(Lines of data)

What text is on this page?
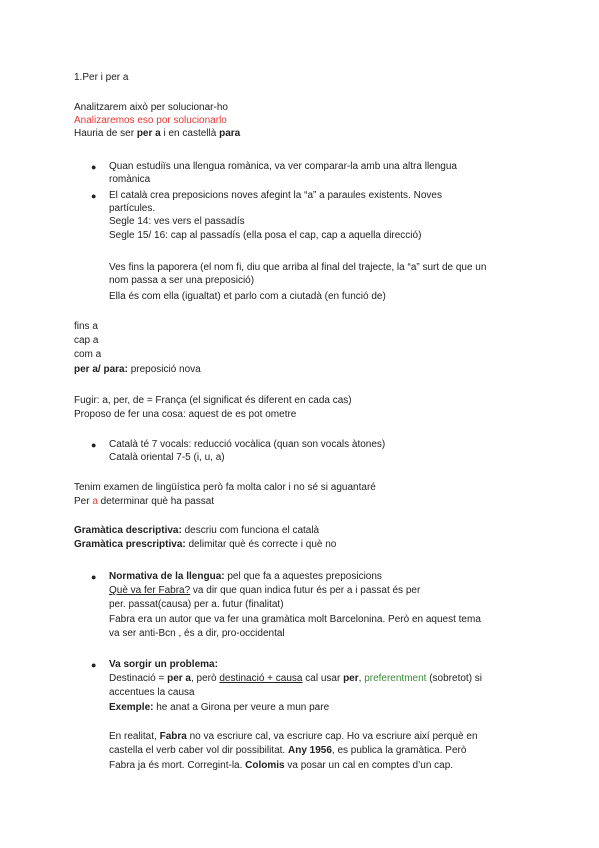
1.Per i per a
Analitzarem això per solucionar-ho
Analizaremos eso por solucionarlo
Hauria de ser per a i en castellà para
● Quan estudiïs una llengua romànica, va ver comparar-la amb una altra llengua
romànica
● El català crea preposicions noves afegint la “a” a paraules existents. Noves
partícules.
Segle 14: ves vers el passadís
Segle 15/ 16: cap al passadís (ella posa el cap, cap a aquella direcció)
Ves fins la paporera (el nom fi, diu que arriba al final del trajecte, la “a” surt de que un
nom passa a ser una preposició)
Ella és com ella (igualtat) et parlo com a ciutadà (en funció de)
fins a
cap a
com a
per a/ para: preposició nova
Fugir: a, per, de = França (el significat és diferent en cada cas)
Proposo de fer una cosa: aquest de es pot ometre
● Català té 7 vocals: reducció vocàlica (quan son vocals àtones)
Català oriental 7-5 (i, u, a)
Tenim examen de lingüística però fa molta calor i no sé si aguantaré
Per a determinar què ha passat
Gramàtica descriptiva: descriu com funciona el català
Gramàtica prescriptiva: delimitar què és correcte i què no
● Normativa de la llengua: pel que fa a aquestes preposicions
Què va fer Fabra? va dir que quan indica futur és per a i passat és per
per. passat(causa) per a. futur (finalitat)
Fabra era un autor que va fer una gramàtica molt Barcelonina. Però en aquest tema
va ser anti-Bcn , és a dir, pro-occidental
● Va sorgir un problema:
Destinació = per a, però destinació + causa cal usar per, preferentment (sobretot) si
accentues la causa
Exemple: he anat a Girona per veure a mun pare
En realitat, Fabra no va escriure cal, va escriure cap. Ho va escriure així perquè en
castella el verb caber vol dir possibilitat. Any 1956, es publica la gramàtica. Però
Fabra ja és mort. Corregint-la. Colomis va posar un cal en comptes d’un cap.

==

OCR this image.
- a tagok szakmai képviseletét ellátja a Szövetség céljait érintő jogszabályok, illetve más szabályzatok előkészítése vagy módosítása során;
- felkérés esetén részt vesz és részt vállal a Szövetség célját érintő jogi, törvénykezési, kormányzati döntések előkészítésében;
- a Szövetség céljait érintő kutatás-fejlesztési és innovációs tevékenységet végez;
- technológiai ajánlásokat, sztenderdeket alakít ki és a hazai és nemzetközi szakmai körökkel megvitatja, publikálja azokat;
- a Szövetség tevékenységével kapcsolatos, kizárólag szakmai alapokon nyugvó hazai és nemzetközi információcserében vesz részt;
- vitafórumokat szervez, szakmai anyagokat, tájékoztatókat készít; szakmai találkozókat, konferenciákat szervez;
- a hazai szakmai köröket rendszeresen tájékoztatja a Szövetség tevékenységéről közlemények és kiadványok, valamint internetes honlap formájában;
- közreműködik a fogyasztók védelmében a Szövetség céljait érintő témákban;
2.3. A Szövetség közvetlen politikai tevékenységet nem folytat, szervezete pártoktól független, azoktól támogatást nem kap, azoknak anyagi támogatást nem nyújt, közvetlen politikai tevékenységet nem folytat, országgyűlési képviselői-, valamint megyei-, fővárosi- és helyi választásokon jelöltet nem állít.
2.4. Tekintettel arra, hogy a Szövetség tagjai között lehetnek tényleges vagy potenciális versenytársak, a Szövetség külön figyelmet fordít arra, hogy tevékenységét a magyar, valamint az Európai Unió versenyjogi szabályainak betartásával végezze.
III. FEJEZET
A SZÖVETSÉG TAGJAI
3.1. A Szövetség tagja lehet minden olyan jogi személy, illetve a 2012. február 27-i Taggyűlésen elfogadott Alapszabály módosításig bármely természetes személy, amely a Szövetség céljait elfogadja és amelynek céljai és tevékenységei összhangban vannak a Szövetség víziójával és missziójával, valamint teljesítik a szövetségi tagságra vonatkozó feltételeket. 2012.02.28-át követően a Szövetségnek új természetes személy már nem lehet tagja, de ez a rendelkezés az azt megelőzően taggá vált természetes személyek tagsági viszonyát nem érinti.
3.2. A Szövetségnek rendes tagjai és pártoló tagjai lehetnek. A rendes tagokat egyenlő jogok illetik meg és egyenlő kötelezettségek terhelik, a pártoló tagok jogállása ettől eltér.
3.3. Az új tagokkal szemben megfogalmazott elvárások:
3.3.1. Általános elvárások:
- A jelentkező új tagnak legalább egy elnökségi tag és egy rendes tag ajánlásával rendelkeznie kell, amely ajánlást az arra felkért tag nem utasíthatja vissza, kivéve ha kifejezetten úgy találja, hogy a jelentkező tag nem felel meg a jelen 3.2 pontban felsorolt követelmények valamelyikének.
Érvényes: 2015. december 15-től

--

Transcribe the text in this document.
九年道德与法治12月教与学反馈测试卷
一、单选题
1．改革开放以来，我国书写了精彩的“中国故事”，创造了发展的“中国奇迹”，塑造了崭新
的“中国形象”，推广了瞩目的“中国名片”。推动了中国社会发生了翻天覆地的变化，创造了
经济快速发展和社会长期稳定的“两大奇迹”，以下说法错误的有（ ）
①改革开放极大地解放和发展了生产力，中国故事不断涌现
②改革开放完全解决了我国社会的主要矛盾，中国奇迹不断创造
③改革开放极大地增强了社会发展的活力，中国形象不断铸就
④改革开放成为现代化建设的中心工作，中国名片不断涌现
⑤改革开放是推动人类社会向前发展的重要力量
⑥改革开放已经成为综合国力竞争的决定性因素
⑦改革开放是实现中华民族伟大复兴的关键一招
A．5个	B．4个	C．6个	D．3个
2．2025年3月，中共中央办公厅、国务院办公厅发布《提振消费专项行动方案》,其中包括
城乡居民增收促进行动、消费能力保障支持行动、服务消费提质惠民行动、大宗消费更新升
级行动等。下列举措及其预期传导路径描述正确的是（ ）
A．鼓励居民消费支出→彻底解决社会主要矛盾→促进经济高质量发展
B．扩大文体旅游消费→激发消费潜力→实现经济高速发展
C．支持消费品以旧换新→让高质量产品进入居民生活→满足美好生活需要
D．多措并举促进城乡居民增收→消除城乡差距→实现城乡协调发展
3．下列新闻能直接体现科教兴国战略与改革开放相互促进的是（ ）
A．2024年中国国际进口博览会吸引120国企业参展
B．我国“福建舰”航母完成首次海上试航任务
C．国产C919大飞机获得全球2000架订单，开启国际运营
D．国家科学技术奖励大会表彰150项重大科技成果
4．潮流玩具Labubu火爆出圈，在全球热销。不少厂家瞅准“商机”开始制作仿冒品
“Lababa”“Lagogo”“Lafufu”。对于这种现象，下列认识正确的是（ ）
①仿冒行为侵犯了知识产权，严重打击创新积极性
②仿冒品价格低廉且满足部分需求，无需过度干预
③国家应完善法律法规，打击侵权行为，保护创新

• **Instructions for the task**
Search the entries for the string "nemzetközi" and collect each line that has it.

• **Final answer**
- technológiai ajánlásokat, sztenderdeket alakít ki és a hazai és nemzetközi szakmai körökkel megvitatja, publikálja azokat;
- a Szövetség tevékenységével kapcsolatos, kizárólag szakmai alapokon nyugvó hazai és nemzetközi információcserében vesz részt;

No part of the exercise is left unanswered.